Consigne: Traduisez en anglais la phrase suivante, tirée de l'extrait de page sur le rêve : « Désagréables ou heureux, leurs énigmes ont une sorte de suffisance dans laquelle nous pouvons sans fin nous tourner et retourner sans que rien ne change dans notre vie. »

Extrait de page:
Le rêve

(la plupart de nos rêves ne possèdent qu’une plénitude close. Désagréables ou heureux, leurs énigmes ont une sorte de suffisance dans laquelle nous pouvons sans fin nous tourner et retourner sans que rien ne change dans notre vie. Mais parfois, en des nuits très rares, il arrive qu’un songe constitue l’une de nos heures essentielles, qu’il éclaire, sans la moindre démonstration, le chiffre de nos jours, qu’il nous transporte là où notre désir d’infini et la conscience de notre finitude ne sont qu’un, là où les préoccupations de la vie usuelle, téléguidée et partant de faux maître, nous interdisent bien souvent de nous tenir : en notre âme même.)

Extraits du matériel:
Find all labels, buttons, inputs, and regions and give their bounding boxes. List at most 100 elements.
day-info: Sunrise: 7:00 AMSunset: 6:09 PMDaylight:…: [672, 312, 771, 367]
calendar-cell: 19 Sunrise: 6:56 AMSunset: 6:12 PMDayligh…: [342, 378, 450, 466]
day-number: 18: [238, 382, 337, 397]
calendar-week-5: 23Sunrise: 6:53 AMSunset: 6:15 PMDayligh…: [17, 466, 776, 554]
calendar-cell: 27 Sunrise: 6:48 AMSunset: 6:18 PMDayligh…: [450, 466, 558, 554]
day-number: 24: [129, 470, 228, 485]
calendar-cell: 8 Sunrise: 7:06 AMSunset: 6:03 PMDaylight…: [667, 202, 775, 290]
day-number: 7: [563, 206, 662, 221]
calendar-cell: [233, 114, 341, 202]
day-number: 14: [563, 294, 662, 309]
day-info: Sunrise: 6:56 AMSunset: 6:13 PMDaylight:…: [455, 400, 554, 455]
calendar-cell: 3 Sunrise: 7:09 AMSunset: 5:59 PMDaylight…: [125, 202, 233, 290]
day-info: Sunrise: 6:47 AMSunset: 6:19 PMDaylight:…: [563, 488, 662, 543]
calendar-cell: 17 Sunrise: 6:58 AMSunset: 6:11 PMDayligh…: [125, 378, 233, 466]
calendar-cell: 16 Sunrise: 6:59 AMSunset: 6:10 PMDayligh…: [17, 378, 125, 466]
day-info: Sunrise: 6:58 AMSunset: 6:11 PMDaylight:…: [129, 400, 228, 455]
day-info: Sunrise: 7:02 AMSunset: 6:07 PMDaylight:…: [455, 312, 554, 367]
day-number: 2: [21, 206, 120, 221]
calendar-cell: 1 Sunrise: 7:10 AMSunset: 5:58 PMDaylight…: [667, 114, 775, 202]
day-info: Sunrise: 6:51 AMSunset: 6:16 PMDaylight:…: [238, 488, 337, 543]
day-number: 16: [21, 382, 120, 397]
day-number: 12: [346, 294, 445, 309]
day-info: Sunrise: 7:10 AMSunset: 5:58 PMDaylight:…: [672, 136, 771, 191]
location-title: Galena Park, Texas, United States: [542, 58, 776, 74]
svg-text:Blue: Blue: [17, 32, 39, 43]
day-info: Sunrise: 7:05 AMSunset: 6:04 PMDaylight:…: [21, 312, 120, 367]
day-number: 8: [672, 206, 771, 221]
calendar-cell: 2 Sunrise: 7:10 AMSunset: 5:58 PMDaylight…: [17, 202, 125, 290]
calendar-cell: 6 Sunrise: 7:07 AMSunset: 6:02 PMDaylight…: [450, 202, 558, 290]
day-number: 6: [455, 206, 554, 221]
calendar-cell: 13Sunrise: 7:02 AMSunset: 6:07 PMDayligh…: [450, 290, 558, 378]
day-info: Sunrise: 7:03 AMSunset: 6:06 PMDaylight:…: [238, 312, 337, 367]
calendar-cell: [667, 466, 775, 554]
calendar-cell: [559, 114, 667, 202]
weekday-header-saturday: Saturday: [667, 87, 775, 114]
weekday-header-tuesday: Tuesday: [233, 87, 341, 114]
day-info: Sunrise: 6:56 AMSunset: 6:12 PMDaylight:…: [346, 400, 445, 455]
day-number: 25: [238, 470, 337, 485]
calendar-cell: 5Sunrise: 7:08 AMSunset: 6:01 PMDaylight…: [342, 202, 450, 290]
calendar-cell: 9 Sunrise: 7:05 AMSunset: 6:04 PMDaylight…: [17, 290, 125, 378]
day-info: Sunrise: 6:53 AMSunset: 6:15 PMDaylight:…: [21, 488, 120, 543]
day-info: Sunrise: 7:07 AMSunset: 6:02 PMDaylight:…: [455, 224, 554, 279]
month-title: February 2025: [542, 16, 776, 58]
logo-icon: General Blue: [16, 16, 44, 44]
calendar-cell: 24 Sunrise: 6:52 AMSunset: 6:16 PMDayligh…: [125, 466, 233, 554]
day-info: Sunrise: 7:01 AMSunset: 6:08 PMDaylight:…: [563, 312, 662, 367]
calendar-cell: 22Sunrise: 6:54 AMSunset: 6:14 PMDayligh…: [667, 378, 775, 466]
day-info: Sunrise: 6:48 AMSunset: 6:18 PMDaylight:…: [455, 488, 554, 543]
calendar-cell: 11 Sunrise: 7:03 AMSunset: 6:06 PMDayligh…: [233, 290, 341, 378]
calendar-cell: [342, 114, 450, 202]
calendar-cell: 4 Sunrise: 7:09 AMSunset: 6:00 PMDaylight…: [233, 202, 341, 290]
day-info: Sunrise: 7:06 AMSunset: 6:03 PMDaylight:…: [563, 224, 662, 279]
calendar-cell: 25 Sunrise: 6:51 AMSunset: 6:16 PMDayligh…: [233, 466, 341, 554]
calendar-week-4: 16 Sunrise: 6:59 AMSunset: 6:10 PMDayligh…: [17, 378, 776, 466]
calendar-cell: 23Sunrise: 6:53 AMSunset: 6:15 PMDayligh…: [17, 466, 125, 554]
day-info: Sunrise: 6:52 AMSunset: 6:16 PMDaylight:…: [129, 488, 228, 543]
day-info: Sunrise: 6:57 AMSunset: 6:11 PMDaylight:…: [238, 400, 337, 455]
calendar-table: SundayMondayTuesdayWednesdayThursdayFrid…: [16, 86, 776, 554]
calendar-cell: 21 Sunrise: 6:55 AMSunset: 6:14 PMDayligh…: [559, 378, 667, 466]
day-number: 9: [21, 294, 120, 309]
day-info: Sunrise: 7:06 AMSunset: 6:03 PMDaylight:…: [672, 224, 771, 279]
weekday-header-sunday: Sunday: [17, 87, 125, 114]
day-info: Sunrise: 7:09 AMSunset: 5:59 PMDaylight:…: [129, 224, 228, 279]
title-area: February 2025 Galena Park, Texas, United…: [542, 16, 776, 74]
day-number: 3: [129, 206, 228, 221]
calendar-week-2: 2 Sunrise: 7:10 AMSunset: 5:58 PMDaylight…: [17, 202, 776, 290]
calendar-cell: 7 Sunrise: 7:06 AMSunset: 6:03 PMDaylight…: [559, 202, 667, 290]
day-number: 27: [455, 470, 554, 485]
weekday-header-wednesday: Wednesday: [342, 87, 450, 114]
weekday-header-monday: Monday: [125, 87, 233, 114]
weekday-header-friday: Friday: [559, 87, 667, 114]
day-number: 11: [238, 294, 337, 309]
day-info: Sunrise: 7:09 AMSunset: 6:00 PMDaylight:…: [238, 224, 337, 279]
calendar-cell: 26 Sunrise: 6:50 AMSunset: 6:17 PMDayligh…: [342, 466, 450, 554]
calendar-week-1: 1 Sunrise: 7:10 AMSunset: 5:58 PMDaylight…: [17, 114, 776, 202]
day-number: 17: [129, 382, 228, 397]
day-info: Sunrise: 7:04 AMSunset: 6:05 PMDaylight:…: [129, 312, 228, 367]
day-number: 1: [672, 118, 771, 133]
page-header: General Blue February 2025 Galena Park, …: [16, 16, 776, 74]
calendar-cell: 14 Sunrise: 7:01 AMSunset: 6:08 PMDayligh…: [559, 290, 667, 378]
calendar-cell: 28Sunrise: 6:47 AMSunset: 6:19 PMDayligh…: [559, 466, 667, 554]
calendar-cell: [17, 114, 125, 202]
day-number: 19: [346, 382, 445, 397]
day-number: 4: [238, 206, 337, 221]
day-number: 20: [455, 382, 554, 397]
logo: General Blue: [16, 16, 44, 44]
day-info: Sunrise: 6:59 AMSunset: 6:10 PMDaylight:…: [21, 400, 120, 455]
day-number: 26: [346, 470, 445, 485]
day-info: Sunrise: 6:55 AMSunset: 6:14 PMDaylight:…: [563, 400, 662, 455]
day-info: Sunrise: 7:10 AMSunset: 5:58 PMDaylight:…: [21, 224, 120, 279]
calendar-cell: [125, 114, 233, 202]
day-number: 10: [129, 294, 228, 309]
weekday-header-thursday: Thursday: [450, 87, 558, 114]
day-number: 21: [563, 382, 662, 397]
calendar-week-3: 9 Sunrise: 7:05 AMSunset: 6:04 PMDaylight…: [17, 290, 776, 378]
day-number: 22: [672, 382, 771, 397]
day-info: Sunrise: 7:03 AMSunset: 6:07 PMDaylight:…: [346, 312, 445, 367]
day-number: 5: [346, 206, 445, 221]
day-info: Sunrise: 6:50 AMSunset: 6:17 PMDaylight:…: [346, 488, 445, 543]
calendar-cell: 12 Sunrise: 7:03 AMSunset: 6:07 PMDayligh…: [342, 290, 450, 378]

Résultat de la tâche: Unpleasant or happy, their enigmas have a kind of self-sufficiency in which we can endlessly turn and turn again without anything changing in our lives.